State the number of lines in the material below that have "Weekly" in them, without any other text.

[Items from a data source]

=-=-=

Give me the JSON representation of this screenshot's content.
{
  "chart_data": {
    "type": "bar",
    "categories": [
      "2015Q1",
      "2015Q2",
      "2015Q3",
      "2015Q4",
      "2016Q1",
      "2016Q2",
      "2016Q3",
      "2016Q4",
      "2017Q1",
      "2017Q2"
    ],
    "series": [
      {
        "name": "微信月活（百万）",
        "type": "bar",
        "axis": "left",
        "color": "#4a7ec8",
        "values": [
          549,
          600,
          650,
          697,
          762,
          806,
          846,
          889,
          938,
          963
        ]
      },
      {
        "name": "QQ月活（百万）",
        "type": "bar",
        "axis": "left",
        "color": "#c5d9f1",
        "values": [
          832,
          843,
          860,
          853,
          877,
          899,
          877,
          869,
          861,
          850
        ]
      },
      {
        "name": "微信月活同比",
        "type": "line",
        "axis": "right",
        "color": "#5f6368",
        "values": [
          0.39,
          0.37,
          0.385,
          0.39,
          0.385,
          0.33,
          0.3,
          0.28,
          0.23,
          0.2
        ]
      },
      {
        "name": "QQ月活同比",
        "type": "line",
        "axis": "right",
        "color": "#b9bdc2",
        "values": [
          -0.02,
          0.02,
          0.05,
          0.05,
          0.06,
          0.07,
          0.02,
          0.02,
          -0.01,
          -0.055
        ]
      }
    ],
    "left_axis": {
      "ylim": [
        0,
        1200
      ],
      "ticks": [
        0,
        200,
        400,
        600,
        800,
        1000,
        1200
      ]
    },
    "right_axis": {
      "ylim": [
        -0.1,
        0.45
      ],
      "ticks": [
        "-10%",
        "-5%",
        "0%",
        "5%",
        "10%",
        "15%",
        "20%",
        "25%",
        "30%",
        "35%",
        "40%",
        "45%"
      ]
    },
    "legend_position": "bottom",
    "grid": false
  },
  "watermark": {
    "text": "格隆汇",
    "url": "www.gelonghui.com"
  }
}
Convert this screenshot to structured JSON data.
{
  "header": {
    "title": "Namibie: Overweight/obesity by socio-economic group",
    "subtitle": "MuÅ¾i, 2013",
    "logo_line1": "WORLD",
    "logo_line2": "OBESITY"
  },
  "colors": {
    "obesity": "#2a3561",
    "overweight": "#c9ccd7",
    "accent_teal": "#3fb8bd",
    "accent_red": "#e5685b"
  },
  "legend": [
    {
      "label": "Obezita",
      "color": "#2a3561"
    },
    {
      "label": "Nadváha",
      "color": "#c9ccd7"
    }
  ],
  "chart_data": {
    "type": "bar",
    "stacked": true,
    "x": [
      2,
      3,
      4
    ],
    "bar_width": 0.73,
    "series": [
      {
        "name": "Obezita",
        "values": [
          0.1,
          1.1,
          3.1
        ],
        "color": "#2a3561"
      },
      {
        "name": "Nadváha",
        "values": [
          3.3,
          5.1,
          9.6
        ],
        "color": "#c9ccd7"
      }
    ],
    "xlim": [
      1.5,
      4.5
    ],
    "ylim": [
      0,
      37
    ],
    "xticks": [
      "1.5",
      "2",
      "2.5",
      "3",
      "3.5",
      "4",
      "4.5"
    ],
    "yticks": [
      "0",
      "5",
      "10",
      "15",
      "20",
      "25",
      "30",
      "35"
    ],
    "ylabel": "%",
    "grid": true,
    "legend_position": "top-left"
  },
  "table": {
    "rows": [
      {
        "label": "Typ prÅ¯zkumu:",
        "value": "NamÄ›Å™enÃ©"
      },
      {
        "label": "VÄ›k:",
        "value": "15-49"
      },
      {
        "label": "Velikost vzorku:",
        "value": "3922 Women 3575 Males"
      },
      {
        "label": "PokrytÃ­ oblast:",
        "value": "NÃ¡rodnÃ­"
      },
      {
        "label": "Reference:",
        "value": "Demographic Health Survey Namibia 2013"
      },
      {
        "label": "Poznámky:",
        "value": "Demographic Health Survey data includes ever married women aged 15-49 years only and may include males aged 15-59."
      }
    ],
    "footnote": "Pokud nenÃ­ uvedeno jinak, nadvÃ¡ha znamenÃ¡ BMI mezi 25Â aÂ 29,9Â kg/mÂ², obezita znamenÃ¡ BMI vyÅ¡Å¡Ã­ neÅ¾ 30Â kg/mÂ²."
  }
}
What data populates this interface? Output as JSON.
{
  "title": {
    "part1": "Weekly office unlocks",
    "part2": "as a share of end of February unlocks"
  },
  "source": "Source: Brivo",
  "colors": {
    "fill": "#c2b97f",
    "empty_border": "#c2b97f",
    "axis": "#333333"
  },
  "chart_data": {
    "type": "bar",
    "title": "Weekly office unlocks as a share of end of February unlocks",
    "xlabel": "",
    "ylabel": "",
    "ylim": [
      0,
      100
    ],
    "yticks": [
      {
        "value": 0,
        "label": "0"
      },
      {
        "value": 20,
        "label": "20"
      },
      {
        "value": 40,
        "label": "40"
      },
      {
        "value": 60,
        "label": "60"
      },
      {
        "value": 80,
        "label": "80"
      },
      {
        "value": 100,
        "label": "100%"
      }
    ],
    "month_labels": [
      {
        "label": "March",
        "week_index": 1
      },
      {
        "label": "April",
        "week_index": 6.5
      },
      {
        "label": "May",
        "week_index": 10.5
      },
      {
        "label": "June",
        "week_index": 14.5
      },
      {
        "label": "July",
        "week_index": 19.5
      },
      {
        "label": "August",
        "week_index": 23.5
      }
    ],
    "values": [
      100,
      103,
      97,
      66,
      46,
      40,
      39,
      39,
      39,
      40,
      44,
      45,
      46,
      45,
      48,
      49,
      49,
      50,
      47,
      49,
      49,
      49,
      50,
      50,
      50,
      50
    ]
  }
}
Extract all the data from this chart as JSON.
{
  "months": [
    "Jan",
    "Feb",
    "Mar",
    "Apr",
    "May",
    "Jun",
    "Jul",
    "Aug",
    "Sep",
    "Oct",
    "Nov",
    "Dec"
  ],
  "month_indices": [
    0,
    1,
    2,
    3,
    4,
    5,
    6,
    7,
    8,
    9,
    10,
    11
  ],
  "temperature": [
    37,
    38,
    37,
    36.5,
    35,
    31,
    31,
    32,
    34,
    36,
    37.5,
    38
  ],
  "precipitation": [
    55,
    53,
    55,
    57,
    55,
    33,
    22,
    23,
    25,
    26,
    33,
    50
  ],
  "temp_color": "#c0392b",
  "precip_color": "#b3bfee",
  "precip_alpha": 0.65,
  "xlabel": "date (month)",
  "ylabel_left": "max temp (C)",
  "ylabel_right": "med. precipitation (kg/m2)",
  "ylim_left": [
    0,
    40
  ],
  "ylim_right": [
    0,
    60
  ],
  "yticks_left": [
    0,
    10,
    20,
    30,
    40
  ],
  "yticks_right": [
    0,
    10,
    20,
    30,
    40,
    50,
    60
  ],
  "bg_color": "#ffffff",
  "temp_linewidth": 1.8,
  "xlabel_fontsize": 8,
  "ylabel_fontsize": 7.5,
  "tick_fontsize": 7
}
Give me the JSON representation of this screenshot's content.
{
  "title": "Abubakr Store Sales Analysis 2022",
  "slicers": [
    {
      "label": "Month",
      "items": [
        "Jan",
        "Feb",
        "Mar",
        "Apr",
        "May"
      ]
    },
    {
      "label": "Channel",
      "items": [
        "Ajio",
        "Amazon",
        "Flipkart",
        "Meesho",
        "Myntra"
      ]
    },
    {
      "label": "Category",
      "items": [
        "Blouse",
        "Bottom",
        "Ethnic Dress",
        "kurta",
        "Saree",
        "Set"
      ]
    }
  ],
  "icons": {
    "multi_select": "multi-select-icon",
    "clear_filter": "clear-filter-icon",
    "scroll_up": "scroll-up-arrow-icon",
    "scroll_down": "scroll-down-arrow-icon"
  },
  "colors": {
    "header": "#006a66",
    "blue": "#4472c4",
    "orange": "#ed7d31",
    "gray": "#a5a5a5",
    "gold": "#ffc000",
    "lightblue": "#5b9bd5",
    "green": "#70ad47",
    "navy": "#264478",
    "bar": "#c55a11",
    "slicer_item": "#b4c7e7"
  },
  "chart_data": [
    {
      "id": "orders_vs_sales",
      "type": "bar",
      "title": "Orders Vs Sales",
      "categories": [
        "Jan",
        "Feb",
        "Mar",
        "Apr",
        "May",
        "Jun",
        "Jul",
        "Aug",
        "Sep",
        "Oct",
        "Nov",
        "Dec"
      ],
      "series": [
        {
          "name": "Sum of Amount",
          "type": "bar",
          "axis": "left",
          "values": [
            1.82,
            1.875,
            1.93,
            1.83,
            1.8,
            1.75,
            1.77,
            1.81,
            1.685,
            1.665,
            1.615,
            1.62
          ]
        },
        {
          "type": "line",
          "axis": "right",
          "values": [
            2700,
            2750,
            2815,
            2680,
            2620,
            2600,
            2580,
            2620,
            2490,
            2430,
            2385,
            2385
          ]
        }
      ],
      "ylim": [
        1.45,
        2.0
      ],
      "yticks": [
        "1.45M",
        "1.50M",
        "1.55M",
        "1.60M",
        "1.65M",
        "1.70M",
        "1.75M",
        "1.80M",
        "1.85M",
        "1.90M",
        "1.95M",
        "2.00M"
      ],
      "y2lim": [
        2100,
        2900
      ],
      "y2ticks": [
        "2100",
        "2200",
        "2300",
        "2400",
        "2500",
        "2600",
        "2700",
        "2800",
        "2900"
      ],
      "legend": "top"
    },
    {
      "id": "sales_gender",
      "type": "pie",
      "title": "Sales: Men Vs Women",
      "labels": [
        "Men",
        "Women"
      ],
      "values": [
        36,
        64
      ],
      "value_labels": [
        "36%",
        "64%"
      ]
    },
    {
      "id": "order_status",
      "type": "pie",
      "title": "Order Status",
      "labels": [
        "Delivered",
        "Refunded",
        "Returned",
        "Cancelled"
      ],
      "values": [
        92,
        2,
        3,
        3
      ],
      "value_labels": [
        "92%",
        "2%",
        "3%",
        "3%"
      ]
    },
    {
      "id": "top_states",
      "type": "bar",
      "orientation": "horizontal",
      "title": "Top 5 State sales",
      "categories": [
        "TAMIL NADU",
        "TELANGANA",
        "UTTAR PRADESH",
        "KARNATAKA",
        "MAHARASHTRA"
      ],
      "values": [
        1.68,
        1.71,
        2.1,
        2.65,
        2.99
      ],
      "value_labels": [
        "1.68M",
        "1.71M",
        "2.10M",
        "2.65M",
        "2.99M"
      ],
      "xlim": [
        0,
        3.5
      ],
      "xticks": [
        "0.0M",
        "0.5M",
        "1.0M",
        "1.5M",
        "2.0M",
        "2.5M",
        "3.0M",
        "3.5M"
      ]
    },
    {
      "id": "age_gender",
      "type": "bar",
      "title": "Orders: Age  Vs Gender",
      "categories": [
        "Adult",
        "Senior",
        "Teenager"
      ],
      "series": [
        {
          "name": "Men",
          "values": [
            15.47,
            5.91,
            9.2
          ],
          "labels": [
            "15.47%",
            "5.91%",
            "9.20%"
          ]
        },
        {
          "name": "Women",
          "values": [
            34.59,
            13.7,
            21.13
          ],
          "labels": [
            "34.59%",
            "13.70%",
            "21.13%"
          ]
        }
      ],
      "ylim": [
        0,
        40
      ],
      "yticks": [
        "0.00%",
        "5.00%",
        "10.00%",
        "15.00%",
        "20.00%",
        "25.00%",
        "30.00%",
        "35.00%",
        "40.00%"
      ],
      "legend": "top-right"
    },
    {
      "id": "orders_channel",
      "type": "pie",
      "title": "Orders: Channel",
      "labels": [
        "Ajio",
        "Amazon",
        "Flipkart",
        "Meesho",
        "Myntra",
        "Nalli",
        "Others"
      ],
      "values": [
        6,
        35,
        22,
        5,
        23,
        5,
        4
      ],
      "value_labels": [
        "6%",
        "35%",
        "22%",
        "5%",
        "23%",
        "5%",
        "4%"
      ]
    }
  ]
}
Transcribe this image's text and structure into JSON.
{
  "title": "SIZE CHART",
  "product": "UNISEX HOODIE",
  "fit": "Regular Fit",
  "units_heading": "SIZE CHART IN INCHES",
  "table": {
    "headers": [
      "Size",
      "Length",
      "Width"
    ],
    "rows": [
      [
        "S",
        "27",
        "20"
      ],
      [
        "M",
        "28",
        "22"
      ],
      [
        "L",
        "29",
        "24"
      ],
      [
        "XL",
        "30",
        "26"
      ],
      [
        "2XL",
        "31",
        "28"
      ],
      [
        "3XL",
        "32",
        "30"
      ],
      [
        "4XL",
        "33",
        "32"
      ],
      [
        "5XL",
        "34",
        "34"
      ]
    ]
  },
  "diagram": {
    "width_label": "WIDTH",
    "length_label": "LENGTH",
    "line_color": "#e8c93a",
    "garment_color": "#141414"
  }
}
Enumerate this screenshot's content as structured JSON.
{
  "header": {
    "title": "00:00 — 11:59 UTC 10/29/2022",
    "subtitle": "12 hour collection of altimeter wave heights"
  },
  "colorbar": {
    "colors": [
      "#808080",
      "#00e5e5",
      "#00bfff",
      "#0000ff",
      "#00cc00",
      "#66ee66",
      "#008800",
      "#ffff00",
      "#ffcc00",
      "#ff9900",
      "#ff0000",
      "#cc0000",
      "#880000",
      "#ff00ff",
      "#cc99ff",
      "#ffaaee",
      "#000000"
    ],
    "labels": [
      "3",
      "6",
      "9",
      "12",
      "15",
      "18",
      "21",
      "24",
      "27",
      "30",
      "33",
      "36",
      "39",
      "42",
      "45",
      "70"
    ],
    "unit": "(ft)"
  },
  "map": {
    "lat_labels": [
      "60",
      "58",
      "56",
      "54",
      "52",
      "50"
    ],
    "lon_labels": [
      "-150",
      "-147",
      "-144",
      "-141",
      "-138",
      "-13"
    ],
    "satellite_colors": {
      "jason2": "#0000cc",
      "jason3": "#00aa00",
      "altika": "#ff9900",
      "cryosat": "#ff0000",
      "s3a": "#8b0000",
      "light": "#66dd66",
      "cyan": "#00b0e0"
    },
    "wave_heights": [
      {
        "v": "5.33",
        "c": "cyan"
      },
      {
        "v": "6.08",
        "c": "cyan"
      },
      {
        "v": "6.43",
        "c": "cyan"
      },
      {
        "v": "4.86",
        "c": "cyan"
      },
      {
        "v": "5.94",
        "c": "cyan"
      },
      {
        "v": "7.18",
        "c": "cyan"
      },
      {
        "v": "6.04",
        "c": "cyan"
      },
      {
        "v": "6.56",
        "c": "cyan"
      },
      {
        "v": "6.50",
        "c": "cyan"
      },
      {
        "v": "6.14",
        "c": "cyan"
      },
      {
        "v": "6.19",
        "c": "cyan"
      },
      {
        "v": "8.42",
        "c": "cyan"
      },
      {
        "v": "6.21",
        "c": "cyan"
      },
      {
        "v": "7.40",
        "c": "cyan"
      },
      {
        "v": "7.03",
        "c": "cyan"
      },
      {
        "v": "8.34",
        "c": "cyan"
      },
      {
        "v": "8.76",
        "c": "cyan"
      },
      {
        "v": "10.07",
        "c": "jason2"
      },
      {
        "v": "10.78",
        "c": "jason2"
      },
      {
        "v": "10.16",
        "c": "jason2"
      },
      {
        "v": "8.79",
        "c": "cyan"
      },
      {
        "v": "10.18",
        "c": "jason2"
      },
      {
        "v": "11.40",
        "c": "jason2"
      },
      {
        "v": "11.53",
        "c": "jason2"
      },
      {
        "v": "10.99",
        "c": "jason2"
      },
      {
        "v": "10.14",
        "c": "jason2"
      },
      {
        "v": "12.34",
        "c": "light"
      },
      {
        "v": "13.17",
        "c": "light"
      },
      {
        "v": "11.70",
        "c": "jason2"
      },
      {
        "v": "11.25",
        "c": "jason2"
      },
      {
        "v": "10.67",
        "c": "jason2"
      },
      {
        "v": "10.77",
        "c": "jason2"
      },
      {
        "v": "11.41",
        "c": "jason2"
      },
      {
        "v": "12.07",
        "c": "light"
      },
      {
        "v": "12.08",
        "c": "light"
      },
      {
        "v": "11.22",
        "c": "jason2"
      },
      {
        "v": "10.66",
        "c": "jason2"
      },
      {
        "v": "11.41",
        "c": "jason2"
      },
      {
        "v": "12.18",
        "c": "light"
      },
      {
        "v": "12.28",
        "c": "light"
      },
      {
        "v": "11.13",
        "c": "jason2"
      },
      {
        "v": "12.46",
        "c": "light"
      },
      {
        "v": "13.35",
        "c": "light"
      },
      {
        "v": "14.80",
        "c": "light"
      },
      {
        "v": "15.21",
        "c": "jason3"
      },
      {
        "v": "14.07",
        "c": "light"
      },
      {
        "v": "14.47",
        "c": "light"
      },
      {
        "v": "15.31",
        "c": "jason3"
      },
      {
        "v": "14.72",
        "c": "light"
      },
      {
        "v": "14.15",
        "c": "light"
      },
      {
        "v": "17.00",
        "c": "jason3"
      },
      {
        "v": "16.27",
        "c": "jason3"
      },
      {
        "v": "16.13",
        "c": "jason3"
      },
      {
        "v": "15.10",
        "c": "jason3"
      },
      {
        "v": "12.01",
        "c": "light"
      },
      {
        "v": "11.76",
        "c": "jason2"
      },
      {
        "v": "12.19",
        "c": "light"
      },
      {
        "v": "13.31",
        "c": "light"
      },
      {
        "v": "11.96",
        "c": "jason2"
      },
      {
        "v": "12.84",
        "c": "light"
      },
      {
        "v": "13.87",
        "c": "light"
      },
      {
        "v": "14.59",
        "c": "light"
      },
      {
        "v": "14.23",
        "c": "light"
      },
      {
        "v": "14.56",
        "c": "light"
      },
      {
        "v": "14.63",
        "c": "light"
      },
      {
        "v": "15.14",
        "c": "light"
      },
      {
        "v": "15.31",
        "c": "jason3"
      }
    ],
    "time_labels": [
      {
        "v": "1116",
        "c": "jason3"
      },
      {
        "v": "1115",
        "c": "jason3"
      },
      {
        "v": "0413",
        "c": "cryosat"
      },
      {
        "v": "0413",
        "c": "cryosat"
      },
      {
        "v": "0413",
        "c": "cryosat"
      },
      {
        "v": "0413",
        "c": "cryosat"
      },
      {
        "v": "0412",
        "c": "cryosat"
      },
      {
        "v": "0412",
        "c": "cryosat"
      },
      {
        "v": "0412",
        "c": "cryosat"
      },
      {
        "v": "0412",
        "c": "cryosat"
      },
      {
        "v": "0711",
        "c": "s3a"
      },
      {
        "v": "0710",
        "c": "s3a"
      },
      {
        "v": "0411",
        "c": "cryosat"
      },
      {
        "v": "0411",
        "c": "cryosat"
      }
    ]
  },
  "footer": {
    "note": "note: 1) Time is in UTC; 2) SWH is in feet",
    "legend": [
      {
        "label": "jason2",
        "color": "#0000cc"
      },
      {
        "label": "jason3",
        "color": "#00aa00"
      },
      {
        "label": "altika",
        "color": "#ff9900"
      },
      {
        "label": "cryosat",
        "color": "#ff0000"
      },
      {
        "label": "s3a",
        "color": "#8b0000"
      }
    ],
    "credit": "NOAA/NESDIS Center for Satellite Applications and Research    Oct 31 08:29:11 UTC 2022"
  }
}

=-=-=

- [Full response]
2